++++ Provided entries

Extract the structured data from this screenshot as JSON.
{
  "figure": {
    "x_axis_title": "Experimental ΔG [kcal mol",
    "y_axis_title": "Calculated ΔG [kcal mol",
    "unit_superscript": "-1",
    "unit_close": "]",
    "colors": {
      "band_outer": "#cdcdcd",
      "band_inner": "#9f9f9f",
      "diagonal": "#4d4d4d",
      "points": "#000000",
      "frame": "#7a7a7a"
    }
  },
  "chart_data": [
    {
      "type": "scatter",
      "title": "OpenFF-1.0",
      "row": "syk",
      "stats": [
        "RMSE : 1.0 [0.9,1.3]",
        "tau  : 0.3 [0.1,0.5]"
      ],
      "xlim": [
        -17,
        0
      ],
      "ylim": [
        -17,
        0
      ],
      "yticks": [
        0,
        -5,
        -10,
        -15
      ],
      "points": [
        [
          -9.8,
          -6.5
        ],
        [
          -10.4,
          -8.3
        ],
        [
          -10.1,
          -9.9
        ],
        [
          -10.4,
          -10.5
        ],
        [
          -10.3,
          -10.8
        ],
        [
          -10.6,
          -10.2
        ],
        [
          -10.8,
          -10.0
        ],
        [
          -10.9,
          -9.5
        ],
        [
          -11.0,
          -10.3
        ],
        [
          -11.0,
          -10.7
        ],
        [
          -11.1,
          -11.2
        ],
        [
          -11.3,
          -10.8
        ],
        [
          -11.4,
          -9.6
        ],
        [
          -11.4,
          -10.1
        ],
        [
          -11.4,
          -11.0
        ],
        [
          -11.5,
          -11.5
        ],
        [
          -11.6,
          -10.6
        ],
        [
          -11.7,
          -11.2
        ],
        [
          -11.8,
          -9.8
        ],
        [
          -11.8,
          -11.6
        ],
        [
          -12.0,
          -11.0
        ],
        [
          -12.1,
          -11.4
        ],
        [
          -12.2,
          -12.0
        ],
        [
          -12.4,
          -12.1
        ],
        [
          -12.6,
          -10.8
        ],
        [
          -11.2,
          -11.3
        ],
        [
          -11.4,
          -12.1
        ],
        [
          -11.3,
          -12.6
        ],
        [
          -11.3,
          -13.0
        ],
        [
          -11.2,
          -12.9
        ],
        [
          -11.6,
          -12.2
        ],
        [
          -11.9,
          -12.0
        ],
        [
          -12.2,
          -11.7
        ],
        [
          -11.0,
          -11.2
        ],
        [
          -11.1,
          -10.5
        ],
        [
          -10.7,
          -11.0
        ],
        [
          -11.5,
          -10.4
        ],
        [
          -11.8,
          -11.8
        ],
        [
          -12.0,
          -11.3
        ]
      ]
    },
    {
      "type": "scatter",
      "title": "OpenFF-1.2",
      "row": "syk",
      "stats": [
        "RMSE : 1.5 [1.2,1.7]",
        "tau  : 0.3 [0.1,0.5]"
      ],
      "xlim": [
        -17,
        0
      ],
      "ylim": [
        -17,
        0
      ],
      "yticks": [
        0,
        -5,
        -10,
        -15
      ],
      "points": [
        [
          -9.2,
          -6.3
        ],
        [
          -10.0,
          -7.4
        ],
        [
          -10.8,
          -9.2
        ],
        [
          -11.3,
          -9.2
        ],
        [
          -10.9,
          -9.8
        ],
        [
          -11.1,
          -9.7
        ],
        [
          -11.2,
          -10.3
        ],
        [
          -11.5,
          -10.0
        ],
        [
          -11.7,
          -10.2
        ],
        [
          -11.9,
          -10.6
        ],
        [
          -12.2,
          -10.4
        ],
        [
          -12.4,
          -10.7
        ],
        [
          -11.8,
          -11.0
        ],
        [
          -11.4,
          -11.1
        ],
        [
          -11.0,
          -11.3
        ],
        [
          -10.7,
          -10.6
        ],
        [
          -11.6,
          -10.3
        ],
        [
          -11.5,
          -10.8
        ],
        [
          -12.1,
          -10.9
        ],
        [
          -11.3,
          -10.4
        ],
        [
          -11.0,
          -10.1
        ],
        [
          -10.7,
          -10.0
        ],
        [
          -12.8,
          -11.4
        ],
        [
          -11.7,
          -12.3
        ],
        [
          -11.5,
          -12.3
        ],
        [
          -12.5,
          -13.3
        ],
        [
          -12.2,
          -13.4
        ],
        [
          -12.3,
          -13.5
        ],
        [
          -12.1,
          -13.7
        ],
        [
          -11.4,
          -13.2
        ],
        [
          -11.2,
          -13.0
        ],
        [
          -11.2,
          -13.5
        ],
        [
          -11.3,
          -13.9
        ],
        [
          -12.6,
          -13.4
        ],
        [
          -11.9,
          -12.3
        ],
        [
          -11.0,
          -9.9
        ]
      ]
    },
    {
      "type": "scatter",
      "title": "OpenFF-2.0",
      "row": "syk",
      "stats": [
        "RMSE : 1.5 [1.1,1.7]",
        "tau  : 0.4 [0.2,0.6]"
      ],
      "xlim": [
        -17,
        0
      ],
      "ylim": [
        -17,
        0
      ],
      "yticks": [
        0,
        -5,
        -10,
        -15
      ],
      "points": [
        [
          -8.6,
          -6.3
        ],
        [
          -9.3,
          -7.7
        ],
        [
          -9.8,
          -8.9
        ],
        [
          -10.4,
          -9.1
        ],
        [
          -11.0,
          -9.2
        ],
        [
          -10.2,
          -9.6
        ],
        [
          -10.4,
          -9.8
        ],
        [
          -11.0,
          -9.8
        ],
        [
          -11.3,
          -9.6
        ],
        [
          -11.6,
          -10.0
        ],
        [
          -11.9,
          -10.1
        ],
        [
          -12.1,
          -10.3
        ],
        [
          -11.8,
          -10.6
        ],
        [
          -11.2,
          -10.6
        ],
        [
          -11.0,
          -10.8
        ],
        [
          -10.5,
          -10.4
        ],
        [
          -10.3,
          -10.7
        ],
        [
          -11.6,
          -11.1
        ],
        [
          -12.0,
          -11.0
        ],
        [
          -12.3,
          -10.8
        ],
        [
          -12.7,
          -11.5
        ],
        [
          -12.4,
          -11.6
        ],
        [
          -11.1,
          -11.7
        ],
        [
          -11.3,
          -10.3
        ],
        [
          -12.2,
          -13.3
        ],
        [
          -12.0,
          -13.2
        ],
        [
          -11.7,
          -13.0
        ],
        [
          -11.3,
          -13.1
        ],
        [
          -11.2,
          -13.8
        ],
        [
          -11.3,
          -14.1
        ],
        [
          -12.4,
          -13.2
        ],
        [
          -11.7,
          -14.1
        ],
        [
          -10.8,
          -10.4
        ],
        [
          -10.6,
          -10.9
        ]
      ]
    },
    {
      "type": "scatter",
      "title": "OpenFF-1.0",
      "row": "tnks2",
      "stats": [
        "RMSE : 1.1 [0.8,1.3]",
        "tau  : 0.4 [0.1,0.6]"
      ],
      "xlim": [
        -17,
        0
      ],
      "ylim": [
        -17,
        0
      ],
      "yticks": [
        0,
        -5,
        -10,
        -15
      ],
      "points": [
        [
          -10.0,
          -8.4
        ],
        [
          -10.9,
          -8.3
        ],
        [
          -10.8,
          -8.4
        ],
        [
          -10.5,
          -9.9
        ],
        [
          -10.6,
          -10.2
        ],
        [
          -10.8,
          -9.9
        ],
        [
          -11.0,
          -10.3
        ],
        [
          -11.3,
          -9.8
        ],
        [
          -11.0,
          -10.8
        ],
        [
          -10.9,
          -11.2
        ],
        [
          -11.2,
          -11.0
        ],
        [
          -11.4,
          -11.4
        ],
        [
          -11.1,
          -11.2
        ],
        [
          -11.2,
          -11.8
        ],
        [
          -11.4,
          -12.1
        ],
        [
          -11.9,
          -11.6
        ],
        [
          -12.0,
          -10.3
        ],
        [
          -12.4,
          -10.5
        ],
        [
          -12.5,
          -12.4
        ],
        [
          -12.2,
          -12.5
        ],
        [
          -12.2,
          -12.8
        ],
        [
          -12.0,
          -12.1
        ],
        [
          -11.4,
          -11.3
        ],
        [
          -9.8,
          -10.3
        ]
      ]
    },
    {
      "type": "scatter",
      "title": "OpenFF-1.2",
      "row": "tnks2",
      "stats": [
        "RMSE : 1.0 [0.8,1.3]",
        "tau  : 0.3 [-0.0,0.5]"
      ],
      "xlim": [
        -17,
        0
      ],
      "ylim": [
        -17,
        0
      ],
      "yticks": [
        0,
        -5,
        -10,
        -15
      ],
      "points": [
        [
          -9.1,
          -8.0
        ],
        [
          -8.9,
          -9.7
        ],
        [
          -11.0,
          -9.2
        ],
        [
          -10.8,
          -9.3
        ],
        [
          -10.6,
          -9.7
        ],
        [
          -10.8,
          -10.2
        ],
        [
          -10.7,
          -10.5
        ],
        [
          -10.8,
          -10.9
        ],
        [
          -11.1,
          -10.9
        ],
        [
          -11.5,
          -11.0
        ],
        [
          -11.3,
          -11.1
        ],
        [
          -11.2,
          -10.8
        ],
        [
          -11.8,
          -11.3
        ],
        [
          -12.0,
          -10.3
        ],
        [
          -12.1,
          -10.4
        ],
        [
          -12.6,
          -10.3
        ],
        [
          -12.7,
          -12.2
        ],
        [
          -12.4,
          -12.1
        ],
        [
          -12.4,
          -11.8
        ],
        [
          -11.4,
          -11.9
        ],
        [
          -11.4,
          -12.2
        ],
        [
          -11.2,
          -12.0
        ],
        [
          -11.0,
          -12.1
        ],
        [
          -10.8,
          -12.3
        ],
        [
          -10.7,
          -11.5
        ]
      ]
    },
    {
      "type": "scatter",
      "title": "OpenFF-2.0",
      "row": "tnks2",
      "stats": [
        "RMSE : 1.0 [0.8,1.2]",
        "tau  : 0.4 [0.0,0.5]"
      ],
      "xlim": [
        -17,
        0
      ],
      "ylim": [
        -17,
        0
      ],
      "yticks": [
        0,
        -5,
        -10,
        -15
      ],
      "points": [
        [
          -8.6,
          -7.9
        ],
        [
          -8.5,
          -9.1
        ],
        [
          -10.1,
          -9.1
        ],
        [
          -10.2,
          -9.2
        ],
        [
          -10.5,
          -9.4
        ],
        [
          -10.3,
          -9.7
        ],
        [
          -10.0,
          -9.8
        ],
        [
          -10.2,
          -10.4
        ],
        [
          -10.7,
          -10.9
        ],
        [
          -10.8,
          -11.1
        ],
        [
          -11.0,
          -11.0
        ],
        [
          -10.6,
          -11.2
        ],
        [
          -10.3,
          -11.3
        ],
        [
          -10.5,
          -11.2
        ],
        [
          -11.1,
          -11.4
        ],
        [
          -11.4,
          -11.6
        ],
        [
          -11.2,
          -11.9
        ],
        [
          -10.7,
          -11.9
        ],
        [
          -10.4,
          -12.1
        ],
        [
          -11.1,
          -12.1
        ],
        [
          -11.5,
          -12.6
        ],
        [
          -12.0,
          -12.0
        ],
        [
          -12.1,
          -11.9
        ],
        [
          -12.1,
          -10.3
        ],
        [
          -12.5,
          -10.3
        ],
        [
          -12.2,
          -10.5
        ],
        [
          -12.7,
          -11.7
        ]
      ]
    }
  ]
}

++++++++

▸ **Exercise task**
Pick out and copy the lines of the material that include the word "kcal".

▸ **Response to this exercise**
    "x_axis_title": "Experimental ΔG [kcal mol",
    "y_axis_title": "Calculated ΔG [kcal mol",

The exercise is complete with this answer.